> _RECORDS SUPPLIED_
+++++

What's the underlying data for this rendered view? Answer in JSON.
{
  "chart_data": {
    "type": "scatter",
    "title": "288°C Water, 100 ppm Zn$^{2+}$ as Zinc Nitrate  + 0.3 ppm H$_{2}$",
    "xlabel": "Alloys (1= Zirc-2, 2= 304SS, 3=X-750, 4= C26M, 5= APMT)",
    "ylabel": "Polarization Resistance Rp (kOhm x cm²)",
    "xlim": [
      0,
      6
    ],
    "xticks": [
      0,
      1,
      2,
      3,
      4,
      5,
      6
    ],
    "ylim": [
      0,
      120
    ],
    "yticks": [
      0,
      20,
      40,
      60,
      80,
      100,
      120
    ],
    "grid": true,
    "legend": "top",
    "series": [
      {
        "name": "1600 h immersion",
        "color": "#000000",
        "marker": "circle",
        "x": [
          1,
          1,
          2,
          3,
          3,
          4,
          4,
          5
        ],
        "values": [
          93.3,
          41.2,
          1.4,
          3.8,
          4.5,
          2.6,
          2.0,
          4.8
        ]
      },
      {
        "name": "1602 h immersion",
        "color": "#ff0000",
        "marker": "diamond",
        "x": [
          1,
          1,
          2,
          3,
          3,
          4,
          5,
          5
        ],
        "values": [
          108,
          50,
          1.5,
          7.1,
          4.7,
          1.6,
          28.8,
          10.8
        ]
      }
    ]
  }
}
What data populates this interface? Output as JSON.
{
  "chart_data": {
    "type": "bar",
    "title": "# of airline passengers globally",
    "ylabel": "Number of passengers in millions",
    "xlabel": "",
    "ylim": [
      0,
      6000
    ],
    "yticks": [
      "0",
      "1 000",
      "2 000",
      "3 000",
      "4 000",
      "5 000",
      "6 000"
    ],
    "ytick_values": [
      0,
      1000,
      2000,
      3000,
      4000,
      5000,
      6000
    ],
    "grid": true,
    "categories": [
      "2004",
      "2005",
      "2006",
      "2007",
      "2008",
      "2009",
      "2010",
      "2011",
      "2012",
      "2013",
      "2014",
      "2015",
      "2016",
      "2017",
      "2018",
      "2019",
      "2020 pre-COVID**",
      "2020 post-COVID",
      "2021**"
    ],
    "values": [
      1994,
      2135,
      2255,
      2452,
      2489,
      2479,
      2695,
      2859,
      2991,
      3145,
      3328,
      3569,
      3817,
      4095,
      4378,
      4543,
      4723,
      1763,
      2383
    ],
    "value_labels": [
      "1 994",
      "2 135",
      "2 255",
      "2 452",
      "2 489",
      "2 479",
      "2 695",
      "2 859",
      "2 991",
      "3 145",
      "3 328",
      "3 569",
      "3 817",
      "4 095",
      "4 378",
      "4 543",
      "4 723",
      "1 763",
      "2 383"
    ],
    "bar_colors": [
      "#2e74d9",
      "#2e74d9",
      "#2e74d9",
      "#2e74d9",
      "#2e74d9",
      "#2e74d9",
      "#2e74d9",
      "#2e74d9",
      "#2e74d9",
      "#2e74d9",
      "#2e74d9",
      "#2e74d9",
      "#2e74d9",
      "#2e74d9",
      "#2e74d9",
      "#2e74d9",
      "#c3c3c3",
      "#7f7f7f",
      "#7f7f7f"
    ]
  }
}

+++++

> _EXERCISE DESCRIPTION_
Go through the material above line by line and copy it exactly.

> _FINISHED ANSWER_
What's the underlying data for this rendered view? Answer in JSON.
{
  "chart_data": {
    "type": "scatter",
    "title": "288°C Water, 100 ppm Zn$^{2+}$ as Zinc Nitrate  + 0.3 ppm H$_{2}$",
    "xlabel": "Alloys (1= Zirc-2, 2= 304SS, 3=X-750, 4= C26M, 5= APMT)",
    "ylabel": "Polarization Resistance Rp (kOhm x cm²)",
    "xlim": [
      0,
      6
    ],
    "xticks": [
      0,
      1,
      2,
      3,
      4,
      5,
      6
    ],
    "ylim": [
      0,
      120
    ],
    "yticks": [
      0,
      20,
      40,
      60,
      80,
      100,
      120
    ],
    "grid": true,
    "legend": "top",
    "series": [
      {
        "name": "1600 h immersion",
        "color": "#000000",
        "marker": "circle",
        "x": [
          1,
          1,
          2,
          3,
          3,
          4,
          4,
          5
        ],
        "values": [
          93.3,
          41.2,
          1.4,
          3.8,
          4.5,
          2.6,
          2.0,
          4.8
        ]
      },
      {
        "name": "1602 h immersion",
        "color": "#ff0000",
        "marker": "diamond",
        "x": [
          1,
          1,
          2,
          3,
          3,
          4,
          5,
          5
        ],
        "values": [
          108,
          50,
          1.5,
          7.1,
          4.7,
          1.6,
          28.8,
          10.8
        ]
      }
    ]
  }
}
What data populates this interface? Output as JSON.
{
  "chart_data": {
    "type": "bar",
    "title": "# of airline passengers globally",
    "ylabel": "Number of passengers in millions",
    "xlabel": "",
    "ylim": [
      0,
      6000
    ],
    "yticks": [
      "0",
      "1 000",
      "2 000",
      "3 000",
      "4 000",
      "5 000",
      "6 000"
    ],
    "ytick_values": [
      0,
      1000,
      2000,
      3000,
      4000,
      5000,
      6000
    ],
    "grid": true,
    "categories": [
      "2004",
      "2005",
      "2006",
      "2007",
      "2008",
      "2009",
      "2010",
      "2011",
      "2012",
      "2013",
      "2014",
      "2015",
      "2016",
      "2017",
      "2018",
      "2019",
      "2020 pre-COVID**",
      "2020 post-COVID",
      "2021**"
    ],
    "values": [
      1994,
      2135,
      2255,
      2452,
      2489,
      2479,
      2695,
      2859,
      2991,
      3145,
      3328,
      3569,
      3817,
      4095,
      4378,
      4543,
      4723,
      1763,
      2383
    ],
    "value_labels": [
      "1 994",
      "2 135",
      "2 255",
      "2 452",
      "2 489",
      "2 479",
      "2 695",
      "2 859",
      "2 991",
      "3 145",
      "3 328",
      "3 569",
      "3 817",
      "4 095",
      "4 378",
      "4 543",
      "4 723",
      "1 763",
      "2 383"
    ],
    "bar_colors": [
      "#2e74d9",
      "#2e74d9",
      "#2e74d9",
      "#2e74d9",
      "#2e74d9",
      "#2e74d9",
      "#2e74d9",
      "#2e74d9",
      "#2e74d9",
      "#2e74d9",
      "#2e74d9",
      "#2e74d9",
      "#2e74d9",
      "#2e74d9",
      "#2e74d9",
      "#2e74d9",
      "#c3c3c3",
      "#7f7f7f",
      "#7f7f7f"
    ]
  }
}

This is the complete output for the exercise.